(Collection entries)
******************************
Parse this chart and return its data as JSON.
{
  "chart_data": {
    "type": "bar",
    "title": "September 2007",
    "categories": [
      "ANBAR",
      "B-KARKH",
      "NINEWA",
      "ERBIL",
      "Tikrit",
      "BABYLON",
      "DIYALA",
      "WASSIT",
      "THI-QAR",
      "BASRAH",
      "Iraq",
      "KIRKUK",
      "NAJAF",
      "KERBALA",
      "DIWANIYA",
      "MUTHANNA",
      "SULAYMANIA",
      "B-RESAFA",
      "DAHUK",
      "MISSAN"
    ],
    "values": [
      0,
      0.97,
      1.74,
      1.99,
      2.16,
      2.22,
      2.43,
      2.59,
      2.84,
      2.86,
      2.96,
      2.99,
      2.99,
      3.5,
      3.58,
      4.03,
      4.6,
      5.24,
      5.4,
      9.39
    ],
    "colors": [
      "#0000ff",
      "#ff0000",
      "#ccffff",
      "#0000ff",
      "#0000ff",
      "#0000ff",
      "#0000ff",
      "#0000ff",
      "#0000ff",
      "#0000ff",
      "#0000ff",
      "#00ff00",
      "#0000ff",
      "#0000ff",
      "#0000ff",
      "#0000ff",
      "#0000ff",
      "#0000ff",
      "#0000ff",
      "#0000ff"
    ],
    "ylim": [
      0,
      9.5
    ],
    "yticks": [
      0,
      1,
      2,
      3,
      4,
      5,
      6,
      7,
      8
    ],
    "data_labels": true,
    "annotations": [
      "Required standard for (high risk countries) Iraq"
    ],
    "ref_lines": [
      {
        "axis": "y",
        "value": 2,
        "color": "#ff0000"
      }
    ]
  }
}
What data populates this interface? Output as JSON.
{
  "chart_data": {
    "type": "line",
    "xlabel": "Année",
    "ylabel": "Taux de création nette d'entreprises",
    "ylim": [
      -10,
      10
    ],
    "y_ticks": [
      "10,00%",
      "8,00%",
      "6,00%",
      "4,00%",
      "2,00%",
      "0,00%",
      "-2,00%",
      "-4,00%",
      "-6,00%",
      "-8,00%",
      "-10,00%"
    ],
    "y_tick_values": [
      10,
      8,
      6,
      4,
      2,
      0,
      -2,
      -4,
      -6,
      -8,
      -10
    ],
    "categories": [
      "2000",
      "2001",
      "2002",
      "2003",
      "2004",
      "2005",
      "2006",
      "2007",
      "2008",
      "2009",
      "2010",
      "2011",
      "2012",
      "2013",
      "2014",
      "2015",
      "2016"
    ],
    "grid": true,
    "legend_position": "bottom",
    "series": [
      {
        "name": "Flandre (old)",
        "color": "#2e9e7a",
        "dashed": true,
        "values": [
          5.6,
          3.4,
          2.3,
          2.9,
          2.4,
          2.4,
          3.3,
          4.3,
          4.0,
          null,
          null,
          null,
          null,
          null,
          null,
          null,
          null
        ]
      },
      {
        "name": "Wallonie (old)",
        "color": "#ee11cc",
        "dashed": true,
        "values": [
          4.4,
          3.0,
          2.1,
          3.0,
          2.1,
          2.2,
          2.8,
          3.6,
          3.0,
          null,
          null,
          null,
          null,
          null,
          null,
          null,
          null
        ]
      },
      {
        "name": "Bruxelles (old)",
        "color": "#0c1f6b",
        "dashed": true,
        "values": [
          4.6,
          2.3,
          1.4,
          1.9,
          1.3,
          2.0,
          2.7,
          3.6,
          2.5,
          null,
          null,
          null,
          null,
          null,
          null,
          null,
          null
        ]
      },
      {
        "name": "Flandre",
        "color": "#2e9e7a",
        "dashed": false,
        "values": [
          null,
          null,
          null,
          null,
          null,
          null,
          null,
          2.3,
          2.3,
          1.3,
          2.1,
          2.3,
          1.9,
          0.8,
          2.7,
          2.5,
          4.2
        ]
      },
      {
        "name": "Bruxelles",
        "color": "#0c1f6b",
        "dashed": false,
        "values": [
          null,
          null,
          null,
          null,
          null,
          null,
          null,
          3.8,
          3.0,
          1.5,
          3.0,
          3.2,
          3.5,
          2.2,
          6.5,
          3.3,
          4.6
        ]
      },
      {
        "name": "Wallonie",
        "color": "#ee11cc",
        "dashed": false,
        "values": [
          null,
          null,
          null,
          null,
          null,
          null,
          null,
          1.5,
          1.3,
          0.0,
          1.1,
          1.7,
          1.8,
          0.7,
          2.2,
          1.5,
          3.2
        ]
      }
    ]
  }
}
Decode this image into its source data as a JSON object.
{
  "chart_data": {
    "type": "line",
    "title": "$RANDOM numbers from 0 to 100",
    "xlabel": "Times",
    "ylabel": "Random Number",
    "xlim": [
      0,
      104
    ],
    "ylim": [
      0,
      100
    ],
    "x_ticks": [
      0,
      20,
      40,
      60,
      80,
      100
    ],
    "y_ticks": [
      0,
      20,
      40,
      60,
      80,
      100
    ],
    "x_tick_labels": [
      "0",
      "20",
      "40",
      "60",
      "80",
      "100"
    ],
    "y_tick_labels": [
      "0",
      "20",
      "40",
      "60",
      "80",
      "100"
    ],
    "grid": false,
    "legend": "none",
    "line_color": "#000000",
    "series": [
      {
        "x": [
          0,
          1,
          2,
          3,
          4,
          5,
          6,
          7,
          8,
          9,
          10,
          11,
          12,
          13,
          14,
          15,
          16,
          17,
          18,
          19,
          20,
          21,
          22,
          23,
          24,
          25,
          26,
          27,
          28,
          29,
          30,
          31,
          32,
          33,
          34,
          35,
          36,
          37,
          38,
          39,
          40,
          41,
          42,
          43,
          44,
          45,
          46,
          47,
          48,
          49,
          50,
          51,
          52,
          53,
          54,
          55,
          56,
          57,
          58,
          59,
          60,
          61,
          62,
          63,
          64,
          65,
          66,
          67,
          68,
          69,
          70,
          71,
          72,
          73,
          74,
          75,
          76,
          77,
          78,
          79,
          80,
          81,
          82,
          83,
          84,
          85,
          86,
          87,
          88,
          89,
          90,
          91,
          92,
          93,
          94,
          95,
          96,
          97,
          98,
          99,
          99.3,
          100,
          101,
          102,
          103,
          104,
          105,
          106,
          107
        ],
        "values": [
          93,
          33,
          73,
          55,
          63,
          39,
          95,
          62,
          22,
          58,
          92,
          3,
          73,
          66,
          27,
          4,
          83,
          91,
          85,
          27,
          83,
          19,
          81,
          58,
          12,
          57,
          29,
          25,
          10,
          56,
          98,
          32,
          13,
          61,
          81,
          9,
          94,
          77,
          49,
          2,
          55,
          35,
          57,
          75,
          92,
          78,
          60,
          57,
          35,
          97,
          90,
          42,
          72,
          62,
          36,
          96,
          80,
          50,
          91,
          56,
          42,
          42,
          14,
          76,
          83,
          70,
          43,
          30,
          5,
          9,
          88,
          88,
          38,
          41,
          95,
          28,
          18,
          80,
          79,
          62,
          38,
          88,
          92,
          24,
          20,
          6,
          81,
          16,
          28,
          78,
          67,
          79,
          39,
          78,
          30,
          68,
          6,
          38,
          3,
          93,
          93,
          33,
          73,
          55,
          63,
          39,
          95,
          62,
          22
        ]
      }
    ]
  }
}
******************************
Aim of the exercise — Recite the full listing above exactly.

Full answer —
Parse this chart and return its data as JSON.
{
  "chart_data": {
    "type": "bar",
    "title": "September 2007",
    "categories": [
      "ANBAR",
      "B-KARKH",
      "NINEWA",
      "ERBIL",
      "Tikrit",
      "BABYLON",
      "DIYALA",
      "WASSIT",
      "THI-QAR",
      "BASRAH",
      "Iraq",
      "KIRKUK",
      "NAJAF",
      "KERBALA",
      "DIWANIYA",
      "MUTHANNA",
      "SULAYMANIA",
      "B-RESAFA",
      "DAHUK",
      "MISSAN"
    ],
    "values": [
      0,
      0.97,
      1.74,
      1.99,
      2.16,
      2.22,
      2.43,
      2.59,
      2.84,
      2.86,
      2.96,
      2.99,
      2.99,
      3.5,
      3.58,
      4.03,
      4.6,
      5.24,
      5.4,
      9.39
    ],
    "colors": [
      "#0000ff",
      "#ff0000",
      "#ccffff",
      "#0000ff",
      "#0000ff",
      "#0000ff",
      "#0000ff",
      "#0000ff",
      "#0000ff",
      "#0000ff",
      "#0000ff",
      "#00ff00",
      "#0000ff",
      "#0000ff",
      "#0000ff",
      "#0000ff",
      "#0000ff",
      "#0000ff",
      "#0000ff",
      "#0000ff"
    ],
    "ylim": [
      0,
      9.5
    ],
    "yticks": [
      0,
      1,
      2,
      3,
      4,
      5,
      6,
      7,
      8
    ],
    "data_labels": true,
    "annotations": [
      "Required standard for (high risk countries) Iraq"
    ],
    "ref_lines": [
      {
        "axis": "y",
        "value": 2,
        "color": "#ff0000"
      }
    ]
  }
}
What data populates this interface? Output as JSON.
{
  "chart_data": {
    "type": "line",
    "xlabel": "Année",
    "ylabel": "Taux de création nette d'entreprises",
    "ylim": [
      -10,
      10
    ],
    "y_ticks": [
      "10,00%",
      "8,00%",
      "6,00%",
      "4,00%",
      "2,00%",
      "0,00%",
      "-2,00%",
      "-4,00%",
      "-6,00%",
      "-8,00%",
      "-10,00%"
    ],
    "y_tick_values": [
      10,
      8,
      6,
      4,
      2,
      0,
      -2,
      -4,
      -6,
      -8,
      -10
    ],
    "categories": [
      "2000",
      "2001",
      "2002",
      "2003",
      "2004",
      "2005",
      "2006",
      "2007",
      "2008",
      "2009",
      "2010",
      "2011",
      "2012",
      "2013",
      "2014",
      "2015",
      "2016"
    ],
    "grid": true,
    "legend_position": "bottom",
    "series": [
      {
        "name": "Flandre (old)",
        "color": "#2e9e7a",
        "dashed": true,
        "values": [
          5.6,
          3.4,
          2.3,
          2.9,
          2.4,
          2.4,
          3.3,
          4.3,
          4.0,
          null,
          null,
          null,
          null,
          null,
          null,
          null,
          null
        ]
      },
      {
        "name": "Wallonie (old)",
        "color": "#ee11cc",
        "dashed": true,
        "values": [
          4.4,
          3.0,
          2.1,
          3.0,
          2.1,
          2.2,
          2.8,
          3.6,
          3.0,
          null,
          null,
          null,
          null,
          null,
          null,
          null,
          null
        ]
      },
      {
        "name": "Bruxelles (old)",
        "color": "#0c1f6b",
        "dashed": true,
        "values": [
          4.6,
          2.3,
          1.4,
          1.9,
          1.3,
          2.0,
          2.7,
          3.6,
          2.5,
          null,
          null,
          null,
          null,
          null,
          null,
          null,
          null
        ]
      },
      {
        "name": "Flandre",
        "color": "#2e9e7a",
        "dashed": false,
        "values": [
          null,
          null,
          null,
          null,
          null,
          null,
          null,
          2.3,
          2.3,
          1.3,
          2.1,
          2.3,
          1.9,
          0.8,
          2.7,
          2.5,
          4.2
        ]
      },
      {
        "name": "Bruxelles",
        "color": "#0c1f6b",
        "dashed": false,
        "values": [
          null,
          null,
          null,
          null,
          null,
          null,
          null,
          3.8,
          3.0,
          1.5,
          3.0,
          3.2,
          3.5,
          2.2,
          6.5,
          3.3,
          4.6
        ]
      },
      {
        "name": "Wallonie",
        "color": "#ee11cc",
        "dashed": false,
        "values": [
          null,
          null,
          null,
          null,
          null,
          null,
          null,
          1.5,
          1.3,
          0.0,
          1.1,
          1.7,
          1.8,
          0.7,
          2.2,
          1.5,
          3.2
        ]
      }
    ]
  }
}
Decode this image into its source data as a JSON object.
{
  "chart_data": {
    "type": "line",
    "title": "$RANDOM numbers from 0 to 100",
    "xlabel": "Times",
    "ylabel": "Random Number",
    "xlim": [
      0,
      104
    ],
    "ylim": [
      0,
      100
    ],
    "x_ticks": [
      0,
      20,
      40,
      60,
      80,
      100
    ],
    "y_ticks": [
      0,
      20,
      40,
      60,
      80,
      100
    ],
    "x_tick_labels": [
      "0",
      "20",
      "40",
      "60",
      "80",
      "100"
    ],
    "y_tick_labels": [
      "0",
      "20",
      "40",
      "60",
      "80",
      "100"
    ],
    "grid": false,
    "legend": "none",
    "line_color": "#000000",
    "series": [
      {
        "x": [
          0,
          1,
          2,
          3,
          4,
          5,
          6,
          7,
          8,
          9,
          10,
          11,
          12,
          13,
          14,
          15,
          16,
          17,
          18,
          19,
          20,
          21,
          22,
          23,
          24,
          25,
          26,
          27,
          28,
          29,
          30,
          31,
          32,
          33,
          34,
          35,
          36,
          37,
          38,
          39,
          40,
          41,
          42,
          43,
          44,
          45,
          46,
          47,
          48,
          49,
          50,
          51,
          52,
          53,
          54,
          55,
          56,
          57,
          58,
          59,
          60,
          61,
          62,
          63,
          64,
          65,
          66,
          67,
          68,
          69,
          70,
          71,
          72,
          73,
          74,
          75,
          76,
          77,
          78,
          79,
          80,
          81,
          82,
          83,
          84,
          85,
          86,
          87,
          88,
          89,
          90,
          91,
          92,
          93,
          94,
          95,
          96,
          97,
          98,
          99,
          99.3,
          100,
          101,
          102,
          103,
          104,
          105,
          106,
          107
        ],
        "values": [
          93,
          33,
          73,
          55,
          63,
          39,
          95,
          62,
          22,
          58,
          92,
          3,
          73,
          66,
          27,
          4,
          83,
          91,
          85,
          27,
          83,
          19,
          81,
          58,
          12,
          57,
          29,
          25,
          10,
          56,
          98,
          32,
          13,
          61,
          81,
          9,
          94,
          77,
          49,
          2,
          55,
          35,
          57,
          75,
          92,
          78,
          60,
          57,
          35,
          97,
          90,
          42,
          72,
          62,
          36,
          96,
          80,
          50,
          91,
          56,
          42,
          42,
          14,
          76,
          83,
          70,
          43,
          30,
          5,
          9,
          88,
          88,
          38,
          41,
          95,
          28,
          18,
          80,
          79,
          62,
          38,
          88,
          92,
          24,
          20,
          6,
          81,
          16,
          28,
          78,
          67,
          79,
          39,
          78,
          30,
          68,
          6,
          38,
          3,
          93,
          93,
          33,
          73,
          55,
          63,
          39,
          95,
          62,
          22
        ]
      }
    ]
  }
}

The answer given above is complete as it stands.